> GIVEN TASK
Copy every line word for word, from the line with "- avatar-image: [30, 573, 102, 645]" to the line with "- reply-item: ♥ 荒原叔 作者 回复@小狼🐺雨🌧️泽： 我发现一个适合", including both of those lines.

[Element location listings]
..........

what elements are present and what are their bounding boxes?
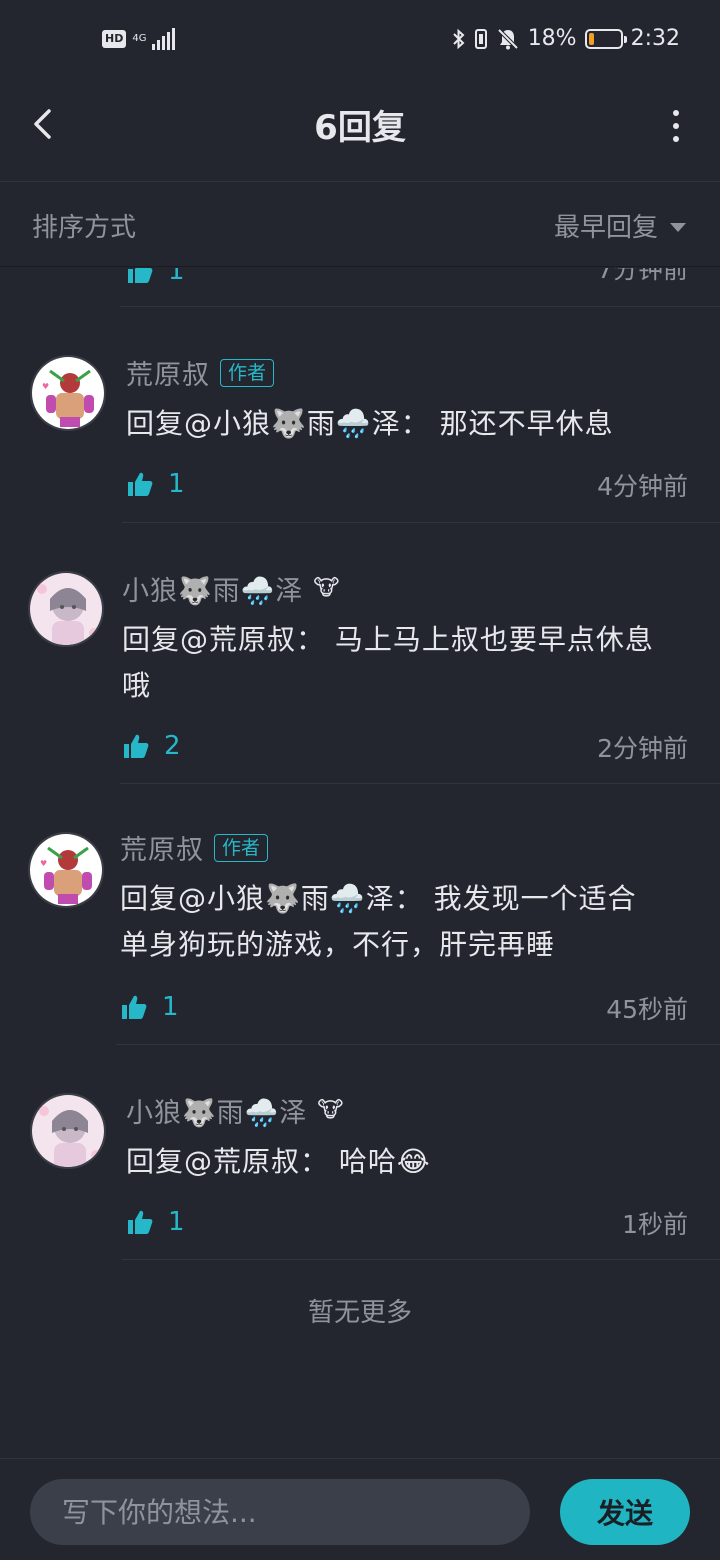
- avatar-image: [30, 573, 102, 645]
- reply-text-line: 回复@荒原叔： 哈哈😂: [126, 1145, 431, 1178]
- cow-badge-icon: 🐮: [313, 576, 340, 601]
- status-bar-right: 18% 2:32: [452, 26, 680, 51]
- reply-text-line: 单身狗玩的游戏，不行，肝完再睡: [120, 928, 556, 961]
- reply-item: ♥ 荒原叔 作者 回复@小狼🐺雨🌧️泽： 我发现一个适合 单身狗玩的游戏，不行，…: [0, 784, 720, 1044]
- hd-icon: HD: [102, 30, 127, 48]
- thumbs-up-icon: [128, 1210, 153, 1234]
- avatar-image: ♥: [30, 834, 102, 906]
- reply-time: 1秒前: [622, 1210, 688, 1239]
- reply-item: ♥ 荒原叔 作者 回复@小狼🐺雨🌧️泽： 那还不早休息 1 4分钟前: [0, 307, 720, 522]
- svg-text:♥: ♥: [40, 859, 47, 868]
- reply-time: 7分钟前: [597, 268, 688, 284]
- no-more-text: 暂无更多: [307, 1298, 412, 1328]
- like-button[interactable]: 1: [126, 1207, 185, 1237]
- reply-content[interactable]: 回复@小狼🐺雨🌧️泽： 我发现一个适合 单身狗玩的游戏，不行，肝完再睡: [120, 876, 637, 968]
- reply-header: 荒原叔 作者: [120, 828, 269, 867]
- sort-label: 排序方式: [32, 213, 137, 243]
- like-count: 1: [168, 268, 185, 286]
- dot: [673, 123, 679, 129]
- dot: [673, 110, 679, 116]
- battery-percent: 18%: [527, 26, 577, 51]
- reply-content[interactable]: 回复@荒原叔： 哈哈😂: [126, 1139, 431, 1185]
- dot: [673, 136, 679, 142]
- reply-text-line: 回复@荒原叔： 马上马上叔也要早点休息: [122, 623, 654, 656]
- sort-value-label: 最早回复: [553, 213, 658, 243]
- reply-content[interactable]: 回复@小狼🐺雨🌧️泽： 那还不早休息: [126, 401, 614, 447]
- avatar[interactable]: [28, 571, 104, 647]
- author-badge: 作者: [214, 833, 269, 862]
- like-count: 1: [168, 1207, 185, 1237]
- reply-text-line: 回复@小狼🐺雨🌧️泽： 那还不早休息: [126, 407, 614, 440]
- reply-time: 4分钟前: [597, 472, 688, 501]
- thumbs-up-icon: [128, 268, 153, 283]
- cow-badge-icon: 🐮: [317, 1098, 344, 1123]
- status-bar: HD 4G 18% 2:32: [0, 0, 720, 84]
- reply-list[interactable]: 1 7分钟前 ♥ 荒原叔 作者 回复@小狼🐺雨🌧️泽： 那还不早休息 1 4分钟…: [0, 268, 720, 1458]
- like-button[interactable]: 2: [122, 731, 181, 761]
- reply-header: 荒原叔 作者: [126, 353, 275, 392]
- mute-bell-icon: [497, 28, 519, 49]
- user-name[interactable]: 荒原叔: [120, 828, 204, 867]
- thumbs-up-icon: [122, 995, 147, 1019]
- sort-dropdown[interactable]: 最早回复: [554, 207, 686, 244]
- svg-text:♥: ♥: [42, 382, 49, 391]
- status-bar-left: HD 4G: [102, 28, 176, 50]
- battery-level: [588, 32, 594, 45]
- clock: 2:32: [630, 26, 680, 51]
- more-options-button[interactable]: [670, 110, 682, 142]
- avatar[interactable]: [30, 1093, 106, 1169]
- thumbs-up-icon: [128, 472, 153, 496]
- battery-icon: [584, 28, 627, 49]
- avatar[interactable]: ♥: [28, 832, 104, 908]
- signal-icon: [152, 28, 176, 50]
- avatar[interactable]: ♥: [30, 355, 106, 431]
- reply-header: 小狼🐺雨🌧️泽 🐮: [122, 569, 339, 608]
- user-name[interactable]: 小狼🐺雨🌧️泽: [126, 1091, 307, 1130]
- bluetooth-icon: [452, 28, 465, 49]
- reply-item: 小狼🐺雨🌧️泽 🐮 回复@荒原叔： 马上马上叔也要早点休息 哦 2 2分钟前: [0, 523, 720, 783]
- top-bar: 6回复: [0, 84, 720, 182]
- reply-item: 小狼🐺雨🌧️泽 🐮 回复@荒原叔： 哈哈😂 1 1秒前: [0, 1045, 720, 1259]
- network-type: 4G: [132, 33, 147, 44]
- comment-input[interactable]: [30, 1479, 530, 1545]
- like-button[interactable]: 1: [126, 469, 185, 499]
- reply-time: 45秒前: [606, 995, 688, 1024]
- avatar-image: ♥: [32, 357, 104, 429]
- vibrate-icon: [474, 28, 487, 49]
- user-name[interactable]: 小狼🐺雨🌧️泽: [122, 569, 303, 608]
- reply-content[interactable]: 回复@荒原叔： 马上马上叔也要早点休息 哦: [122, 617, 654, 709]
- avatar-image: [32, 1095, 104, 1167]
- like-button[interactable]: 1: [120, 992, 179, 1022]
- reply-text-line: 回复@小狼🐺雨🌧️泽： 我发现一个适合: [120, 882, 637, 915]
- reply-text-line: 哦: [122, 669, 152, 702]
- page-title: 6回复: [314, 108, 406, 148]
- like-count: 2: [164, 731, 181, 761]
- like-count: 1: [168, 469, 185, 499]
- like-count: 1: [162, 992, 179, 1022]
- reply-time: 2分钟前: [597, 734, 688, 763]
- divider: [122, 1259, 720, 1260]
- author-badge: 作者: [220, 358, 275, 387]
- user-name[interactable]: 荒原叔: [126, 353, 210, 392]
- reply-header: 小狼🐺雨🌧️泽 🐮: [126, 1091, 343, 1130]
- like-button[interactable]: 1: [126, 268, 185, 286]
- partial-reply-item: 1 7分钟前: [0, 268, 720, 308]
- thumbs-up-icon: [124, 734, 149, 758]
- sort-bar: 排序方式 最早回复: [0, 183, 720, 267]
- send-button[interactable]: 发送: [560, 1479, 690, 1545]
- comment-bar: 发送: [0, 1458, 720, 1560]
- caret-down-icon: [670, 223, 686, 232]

..........

> OUTPUT OF THE EXERCISE
- avatar-image: [30, 573, 102, 645]
- reply-text-line: 回复@荒原叔： 哈哈😂: [126, 1145, 431, 1178]
- cow-badge-icon: 🐮: [313, 576, 340, 601]
- status-bar-right: 18% 2:32: [452, 26, 680, 51]
- reply-text-line: 单身狗玩的游戏，不行，肝完再睡: [120, 928, 556, 961]
- reply-item: ♥ 荒原叔 作者 回复@小狼🐺雨🌧️泽： 我发现一个适合 单身狗玩的游戏，不行，…: [0, 784, 720, 1044]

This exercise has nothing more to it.